**WHAT THE TASK ASKS**
For each line of the data below that holds "الإعدادات", copy the line.

**RECORD SET**

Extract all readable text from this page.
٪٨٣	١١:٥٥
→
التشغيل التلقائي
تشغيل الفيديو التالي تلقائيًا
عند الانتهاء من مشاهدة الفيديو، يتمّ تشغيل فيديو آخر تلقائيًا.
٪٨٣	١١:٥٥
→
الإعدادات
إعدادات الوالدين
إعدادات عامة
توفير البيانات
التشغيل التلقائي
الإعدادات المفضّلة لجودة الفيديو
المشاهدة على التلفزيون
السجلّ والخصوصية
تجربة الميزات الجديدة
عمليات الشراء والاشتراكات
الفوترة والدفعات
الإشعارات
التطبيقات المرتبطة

**TASK ANSWER**
الإعدادات
الإعدادات المفضّلة لجودة الفيديو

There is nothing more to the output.